**EXERCISE DESCRIPTION:**
Each line containing the word "patch" must be collected.

(Entries taken from a collection)
--------------------

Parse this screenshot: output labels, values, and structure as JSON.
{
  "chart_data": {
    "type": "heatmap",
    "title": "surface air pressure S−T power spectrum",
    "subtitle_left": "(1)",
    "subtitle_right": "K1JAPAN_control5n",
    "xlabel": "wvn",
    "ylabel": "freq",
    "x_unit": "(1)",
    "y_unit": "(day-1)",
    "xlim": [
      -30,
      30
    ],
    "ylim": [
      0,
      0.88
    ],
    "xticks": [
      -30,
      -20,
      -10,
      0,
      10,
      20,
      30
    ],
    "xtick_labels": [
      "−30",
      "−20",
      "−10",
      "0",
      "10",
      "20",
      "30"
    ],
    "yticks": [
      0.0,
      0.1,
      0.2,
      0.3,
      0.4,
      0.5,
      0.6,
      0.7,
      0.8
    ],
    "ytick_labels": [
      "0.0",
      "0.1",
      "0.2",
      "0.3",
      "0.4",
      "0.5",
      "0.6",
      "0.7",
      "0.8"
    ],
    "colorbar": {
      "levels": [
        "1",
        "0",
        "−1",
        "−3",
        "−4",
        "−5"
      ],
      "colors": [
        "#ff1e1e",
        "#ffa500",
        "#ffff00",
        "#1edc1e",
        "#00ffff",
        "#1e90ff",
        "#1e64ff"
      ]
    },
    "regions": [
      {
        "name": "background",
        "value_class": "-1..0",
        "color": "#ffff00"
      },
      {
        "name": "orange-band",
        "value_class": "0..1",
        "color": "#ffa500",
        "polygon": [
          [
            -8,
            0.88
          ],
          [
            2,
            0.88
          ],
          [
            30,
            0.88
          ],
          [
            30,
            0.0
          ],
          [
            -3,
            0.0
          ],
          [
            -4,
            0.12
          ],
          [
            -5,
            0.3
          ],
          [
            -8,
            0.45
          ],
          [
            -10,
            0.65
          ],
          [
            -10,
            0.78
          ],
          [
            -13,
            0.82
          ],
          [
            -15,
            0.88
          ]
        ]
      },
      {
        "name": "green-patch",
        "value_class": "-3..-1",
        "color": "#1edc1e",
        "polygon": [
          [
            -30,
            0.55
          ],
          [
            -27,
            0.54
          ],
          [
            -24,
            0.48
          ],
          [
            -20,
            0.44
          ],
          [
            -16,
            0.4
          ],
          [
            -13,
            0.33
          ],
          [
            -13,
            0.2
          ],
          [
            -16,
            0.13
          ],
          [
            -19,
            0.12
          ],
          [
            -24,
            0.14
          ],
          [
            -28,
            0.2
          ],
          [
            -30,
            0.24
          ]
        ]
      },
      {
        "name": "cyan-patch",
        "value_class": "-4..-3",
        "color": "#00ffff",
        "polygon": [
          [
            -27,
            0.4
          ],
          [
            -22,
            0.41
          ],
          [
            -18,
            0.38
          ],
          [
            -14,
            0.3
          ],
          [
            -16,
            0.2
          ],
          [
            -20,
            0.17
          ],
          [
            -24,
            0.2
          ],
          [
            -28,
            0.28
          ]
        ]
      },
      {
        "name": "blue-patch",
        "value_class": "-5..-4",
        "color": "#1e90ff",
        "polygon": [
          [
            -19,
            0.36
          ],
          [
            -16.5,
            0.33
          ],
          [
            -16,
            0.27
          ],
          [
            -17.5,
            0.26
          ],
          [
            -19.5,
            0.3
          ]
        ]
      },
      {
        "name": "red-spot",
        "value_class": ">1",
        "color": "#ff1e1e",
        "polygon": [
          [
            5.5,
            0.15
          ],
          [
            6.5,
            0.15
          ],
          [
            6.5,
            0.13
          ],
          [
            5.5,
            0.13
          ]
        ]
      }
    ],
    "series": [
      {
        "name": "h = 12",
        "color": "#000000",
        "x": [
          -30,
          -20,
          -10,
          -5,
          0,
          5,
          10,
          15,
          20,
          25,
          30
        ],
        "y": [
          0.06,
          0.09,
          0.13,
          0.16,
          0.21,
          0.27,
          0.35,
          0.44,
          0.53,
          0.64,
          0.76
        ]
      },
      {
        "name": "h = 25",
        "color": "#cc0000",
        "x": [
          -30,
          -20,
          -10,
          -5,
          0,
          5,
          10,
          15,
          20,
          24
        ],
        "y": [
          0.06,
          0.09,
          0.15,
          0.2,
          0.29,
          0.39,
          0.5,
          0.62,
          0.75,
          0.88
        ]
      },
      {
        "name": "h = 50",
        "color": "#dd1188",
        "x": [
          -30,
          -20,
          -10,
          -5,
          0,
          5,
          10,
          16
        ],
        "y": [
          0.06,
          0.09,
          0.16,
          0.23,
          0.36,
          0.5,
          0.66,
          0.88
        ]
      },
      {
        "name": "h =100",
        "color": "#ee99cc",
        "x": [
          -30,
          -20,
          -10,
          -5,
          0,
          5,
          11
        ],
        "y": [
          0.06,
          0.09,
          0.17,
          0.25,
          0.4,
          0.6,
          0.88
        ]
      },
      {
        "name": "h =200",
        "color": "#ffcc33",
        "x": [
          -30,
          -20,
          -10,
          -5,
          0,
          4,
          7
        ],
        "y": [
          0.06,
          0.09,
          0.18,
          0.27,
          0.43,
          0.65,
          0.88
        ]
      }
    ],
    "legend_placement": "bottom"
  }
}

--------------------

**RESPONSE TO THE TASK:**
        "name": "green-patch",
        "name": "cyan-patch",
        "name": "blue-patch",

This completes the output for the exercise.